Figure content listings

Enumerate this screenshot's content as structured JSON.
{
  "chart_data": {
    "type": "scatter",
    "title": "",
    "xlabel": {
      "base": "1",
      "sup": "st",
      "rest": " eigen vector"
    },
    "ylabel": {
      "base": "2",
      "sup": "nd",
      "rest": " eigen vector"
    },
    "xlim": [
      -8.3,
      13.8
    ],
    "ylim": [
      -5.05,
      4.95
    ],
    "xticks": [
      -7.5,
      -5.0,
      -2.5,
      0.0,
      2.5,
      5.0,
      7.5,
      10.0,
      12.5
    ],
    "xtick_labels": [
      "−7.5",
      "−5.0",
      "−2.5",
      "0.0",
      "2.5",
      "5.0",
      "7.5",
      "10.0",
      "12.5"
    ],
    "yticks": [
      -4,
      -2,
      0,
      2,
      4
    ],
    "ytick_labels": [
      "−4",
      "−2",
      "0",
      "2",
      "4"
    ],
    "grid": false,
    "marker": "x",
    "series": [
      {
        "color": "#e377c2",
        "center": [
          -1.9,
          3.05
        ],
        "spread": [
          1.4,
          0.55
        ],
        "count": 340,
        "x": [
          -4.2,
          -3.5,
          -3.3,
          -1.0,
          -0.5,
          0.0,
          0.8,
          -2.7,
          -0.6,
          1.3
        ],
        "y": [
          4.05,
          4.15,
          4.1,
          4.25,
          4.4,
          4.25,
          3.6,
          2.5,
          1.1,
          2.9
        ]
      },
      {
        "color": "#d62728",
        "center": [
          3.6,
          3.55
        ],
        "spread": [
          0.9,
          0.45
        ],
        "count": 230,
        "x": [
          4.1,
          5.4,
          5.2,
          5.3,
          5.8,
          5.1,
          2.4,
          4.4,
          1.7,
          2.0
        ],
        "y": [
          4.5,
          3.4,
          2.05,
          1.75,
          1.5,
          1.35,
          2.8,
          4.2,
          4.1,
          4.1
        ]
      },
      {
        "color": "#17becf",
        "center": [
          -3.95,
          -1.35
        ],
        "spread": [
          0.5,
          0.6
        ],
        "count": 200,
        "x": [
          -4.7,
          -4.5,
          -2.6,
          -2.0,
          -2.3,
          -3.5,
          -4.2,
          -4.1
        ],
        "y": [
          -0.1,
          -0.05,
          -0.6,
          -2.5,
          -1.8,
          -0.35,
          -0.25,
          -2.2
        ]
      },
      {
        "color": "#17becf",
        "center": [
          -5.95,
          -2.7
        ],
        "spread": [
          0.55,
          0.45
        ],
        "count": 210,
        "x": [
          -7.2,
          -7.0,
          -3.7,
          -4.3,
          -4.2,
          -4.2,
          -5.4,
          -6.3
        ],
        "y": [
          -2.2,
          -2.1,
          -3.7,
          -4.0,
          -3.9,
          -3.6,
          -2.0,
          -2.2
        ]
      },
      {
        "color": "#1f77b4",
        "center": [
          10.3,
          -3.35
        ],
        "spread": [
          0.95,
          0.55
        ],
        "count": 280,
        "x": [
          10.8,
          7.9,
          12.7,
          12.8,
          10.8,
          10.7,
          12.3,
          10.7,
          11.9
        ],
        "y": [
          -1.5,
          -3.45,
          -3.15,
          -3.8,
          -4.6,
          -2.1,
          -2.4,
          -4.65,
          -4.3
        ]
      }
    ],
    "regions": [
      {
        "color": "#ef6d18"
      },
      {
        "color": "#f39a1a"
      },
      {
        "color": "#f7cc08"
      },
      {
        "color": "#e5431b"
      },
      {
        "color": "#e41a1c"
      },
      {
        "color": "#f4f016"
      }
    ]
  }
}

BRIEF:
Retype the entries exactly, including every line.

RESPONSE BELOW:
Enumerate this screenshot's content as structured JSON.
{
  "chart_data": {
    "type": "scatter",
    "title": "",
    "xlabel": {
      "base": "1",
      "sup": "st",
      "rest": " eigen vector"
    },
    "ylabel": {
      "base": "2",
      "sup": "nd",
      "rest": " eigen vector"
    },
    "xlim": [
      -8.3,
      13.8
    ],
    "ylim": [
      -5.05,
      4.95
    ],
    "xticks": [
      -7.5,
      -5.0,
      -2.5,
      0.0,
      2.5,
      5.0,
      7.5,
      10.0,
      12.5
    ],
    "xtick_labels": [
      "−7.5",
      "−5.0",
      "−2.5",
      "0.0",
      "2.5",
      "5.0",
      "7.5",
      "10.0",
      "12.5"
    ],
    "yticks": [
      -4,
      -2,
      0,
      2,
      4
    ],
    "ytick_labels": [
      "−4",
      "−2",
      "0",
      "2",
      "4"
    ],
    "grid": false,
    "marker": "x",
    "series": [
      {
        "color": "#e377c2",
        "center": [
          -1.9,
          3.05
        ],
        "spread": [
          1.4,
          0.55
        ],
        "count": 340,
        "x": [
          -4.2,
          -3.5,
          -3.3,
          -1.0,
          -0.5,
          0.0,
          0.8,
          -2.7,
          -0.6,
          1.3
        ],
        "y": [
          4.05,
          4.15,
          4.1,
          4.25,
          4.4,
          4.25,
          3.6,
          2.5,
          1.1,
          2.9
        ]
      },
      {
        "color": "#d62728",
        "center": [
          3.6,
          3.55
        ],
        "spread": [
          0.9,
          0.45
        ],
        "count": 230,
        "x": [
          4.1,
          5.4,
          5.2,
          5.3,
          5.8,
          5.1,
          2.4,
          4.4,
          1.7,
          2.0
        ],
        "y": [
          4.5,
          3.4,
          2.05,
          1.75,
          1.5,
          1.35,
          2.8,
          4.2,
          4.1,
          4.1
        ]
      },
      {
        "color": "#17becf",
        "center": [
          -3.95,
          -1.35
        ],
        "spread": [
          0.5,
          0.6
        ],
        "count": 200,
        "x": [
          -4.7,
          -4.5,
          -2.6,
          -2.0,
          -2.3,
          -3.5,
          -4.2,
          -4.1
        ],
        "y": [
          -0.1,
          -0.05,
          -0.6,
          -2.5,
          -1.8,
          -0.35,
          -0.25,
          -2.2
        ]
      },
      {
        "color": "#17becf",
        "center": [
          -5.95,
          -2.7
        ],
        "spread": [
          0.55,
          0.45
        ],
        "count": 210,
        "x": [
          -7.2,
          -7.0,
          -3.7,
          -4.3,
          -4.2,
          -4.2,
          -5.4,
          -6.3
        ],
        "y": [
          -2.2,
          -2.1,
          -3.7,
          -4.0,
          -3.9,
          -3.6,
          -2.0,
          -2.2
        ]
      },
      {
        "color": "#1f77b4",
        "center": [
          10.3,
          -3.35
        ],
        "spread": [
          0.95,
          0.55
        ],
        "count": 280,
        "x": [
          10.8,
          7.9,
          12.7,
          12.8,
          10.8,
          10.7,
          12.3,
          10.7,
          11.9
        ],
        "y": [
          -1.5,
          -3.45,
          -3.15,
          -3.8,
          -4.6,
          -2.1,
          -2.4,
          -4.65,
          -4.3
        ]
      }
    ],
    "regions": [
      {
        "color": "#ef6d18"
      },
      {
        "color": "#f39a1a"
      },
      {
        "color": "#f7cc08"
      },
      {
        "color": "#e5431b"
      },
      {
        "color": "#e41a1c"
      },
      {
        "color": "#f4f016"
      }
    ]
  }
}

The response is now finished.